[start]

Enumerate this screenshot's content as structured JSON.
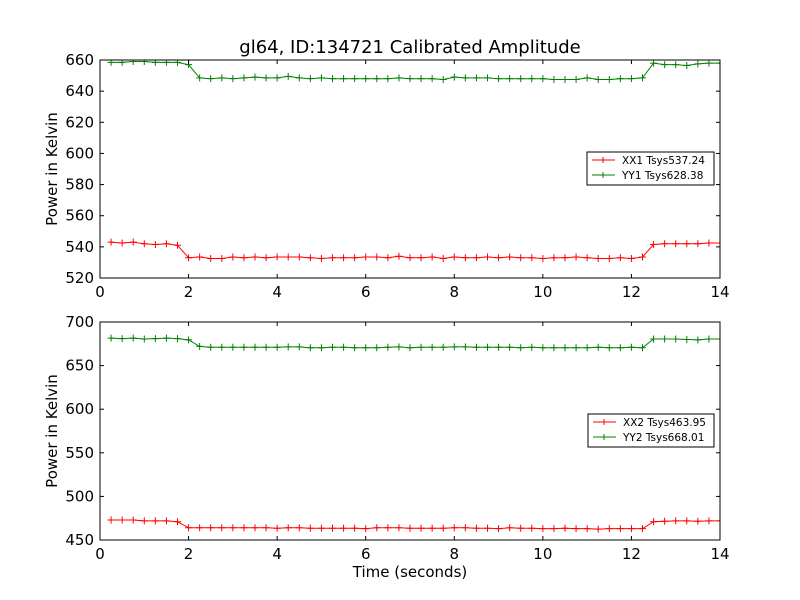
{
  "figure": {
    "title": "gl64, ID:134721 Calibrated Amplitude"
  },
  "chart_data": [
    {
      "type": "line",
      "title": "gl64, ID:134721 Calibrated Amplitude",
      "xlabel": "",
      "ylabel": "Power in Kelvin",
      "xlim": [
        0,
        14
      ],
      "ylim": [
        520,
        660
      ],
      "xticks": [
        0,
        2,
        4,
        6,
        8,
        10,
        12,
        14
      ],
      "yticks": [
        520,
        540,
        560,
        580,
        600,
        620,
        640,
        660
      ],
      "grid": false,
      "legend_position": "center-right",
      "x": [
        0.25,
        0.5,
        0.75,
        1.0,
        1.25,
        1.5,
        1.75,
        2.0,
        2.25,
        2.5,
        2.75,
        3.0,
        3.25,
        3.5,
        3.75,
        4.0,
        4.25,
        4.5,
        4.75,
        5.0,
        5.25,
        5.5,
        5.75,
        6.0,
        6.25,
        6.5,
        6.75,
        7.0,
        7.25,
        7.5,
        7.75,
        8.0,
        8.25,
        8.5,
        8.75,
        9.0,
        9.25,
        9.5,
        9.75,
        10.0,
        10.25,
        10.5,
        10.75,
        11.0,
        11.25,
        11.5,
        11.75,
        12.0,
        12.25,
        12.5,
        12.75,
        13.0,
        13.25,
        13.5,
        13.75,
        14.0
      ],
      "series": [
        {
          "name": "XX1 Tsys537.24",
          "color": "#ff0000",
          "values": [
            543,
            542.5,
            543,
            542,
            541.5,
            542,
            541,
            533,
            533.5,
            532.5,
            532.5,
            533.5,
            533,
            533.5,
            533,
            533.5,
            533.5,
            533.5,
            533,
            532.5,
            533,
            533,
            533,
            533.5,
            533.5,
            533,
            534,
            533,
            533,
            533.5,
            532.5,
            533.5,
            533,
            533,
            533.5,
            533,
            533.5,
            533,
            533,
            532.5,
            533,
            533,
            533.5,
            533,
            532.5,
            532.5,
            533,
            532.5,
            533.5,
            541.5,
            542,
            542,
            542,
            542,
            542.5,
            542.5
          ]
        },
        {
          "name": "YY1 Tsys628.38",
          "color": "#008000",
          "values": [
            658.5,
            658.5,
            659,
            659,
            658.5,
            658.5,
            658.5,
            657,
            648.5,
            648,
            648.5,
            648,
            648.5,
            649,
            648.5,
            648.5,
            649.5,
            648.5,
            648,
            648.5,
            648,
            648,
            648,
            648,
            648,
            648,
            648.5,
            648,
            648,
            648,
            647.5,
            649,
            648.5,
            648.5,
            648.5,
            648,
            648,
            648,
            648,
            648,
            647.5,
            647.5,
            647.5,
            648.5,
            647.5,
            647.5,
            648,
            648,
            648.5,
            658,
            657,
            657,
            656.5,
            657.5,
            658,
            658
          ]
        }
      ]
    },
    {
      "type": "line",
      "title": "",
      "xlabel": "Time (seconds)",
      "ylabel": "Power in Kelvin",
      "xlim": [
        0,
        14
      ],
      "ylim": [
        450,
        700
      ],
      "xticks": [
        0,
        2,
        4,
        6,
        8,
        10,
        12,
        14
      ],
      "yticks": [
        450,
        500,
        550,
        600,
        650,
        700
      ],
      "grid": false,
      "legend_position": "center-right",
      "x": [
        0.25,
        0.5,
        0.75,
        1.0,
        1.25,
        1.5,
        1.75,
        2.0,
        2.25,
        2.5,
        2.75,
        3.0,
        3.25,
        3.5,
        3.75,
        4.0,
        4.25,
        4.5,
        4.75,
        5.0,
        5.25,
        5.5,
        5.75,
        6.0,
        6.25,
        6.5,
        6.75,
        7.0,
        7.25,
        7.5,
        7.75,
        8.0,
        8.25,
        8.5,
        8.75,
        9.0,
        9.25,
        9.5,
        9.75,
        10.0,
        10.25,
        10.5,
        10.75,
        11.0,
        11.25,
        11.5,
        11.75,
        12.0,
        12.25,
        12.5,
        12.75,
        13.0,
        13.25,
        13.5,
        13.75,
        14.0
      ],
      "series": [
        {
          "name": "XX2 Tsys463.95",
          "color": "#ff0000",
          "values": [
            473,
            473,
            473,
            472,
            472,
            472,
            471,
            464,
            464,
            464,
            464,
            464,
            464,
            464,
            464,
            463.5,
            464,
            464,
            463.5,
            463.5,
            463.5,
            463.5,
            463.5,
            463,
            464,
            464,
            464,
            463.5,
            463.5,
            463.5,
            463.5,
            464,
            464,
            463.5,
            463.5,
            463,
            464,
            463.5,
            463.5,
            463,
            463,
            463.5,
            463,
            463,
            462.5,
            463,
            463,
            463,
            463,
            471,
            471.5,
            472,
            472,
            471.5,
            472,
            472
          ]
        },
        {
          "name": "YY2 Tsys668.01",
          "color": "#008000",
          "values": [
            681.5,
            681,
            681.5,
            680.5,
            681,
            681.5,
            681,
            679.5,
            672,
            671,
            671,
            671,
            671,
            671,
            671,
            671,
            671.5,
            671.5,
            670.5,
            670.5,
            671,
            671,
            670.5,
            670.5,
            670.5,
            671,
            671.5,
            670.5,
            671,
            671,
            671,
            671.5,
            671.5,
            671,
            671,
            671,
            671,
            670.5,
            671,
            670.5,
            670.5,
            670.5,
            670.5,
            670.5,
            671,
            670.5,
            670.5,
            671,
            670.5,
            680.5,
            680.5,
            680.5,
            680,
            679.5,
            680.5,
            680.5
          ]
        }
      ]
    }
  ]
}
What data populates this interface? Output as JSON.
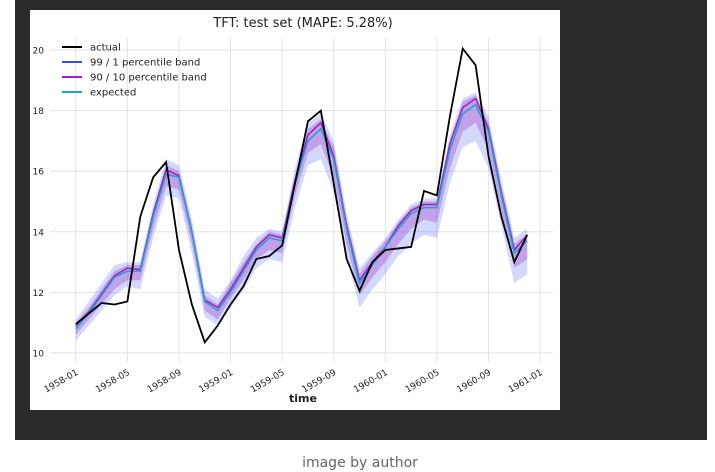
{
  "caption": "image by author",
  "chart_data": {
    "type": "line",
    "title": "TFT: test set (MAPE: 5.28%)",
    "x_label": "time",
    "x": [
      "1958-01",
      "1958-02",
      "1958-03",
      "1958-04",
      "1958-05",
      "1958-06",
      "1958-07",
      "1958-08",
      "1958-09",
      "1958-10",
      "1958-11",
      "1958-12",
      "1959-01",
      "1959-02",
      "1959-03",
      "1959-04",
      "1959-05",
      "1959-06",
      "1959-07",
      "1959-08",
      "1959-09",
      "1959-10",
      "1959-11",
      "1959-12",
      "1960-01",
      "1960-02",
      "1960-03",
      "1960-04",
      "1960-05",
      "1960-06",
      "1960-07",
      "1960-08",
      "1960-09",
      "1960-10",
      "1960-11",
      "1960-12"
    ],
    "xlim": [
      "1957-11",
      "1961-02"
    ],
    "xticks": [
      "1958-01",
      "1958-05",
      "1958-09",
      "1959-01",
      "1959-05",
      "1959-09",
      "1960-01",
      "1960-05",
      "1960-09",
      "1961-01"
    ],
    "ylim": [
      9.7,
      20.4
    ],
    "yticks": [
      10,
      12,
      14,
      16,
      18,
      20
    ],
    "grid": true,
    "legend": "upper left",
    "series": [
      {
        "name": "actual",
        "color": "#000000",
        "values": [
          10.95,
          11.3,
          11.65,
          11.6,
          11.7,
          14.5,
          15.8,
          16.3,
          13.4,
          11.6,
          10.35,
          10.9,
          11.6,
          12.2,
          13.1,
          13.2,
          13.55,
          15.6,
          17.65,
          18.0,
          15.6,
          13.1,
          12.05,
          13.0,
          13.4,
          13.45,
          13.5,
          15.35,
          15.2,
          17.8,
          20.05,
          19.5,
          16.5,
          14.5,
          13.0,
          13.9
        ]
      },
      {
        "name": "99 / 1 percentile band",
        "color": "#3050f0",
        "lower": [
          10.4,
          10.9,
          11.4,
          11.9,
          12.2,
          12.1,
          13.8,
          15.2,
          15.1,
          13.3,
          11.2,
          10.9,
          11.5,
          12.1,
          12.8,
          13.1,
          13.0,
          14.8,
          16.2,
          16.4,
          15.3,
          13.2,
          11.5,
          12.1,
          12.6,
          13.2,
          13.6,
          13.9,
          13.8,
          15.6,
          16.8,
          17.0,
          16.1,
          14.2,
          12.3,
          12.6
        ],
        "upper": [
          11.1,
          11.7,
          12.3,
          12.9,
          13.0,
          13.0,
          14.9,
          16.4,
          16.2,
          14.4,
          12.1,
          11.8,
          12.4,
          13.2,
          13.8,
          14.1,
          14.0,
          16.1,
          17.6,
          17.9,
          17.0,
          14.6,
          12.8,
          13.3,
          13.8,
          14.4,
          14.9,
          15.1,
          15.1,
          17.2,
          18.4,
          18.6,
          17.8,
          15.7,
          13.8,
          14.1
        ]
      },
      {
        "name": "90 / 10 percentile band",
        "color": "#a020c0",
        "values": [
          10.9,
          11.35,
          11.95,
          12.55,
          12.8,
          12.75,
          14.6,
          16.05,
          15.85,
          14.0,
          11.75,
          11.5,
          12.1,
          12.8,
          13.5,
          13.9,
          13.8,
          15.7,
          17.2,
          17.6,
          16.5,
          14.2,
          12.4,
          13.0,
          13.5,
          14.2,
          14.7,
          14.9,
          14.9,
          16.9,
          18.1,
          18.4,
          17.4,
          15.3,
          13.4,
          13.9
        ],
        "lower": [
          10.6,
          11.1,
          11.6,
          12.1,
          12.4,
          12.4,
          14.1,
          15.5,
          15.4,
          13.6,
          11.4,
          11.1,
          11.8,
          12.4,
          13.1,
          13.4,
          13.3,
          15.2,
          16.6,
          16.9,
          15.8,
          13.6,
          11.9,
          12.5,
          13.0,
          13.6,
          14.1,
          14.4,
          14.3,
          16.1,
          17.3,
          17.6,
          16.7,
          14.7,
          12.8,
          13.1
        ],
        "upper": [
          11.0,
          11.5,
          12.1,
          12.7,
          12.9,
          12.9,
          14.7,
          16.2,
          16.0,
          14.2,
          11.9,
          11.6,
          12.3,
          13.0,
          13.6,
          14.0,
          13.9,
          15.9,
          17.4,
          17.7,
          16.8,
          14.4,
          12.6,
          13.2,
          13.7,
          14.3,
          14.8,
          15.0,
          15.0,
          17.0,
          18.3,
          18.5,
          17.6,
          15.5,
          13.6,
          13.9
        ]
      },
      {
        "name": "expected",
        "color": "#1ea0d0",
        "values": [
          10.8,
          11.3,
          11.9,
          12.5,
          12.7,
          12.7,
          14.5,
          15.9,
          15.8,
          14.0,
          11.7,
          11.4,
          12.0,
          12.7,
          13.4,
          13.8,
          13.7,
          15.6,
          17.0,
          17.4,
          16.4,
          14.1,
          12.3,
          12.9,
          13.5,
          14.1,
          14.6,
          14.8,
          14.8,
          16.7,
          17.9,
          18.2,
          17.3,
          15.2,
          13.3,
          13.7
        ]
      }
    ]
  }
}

[end]

**DIRECTIONS:** Of the lines in the listing above, how many hold the string "title"? Reply with the number only.

**THE SOLUTION:** 4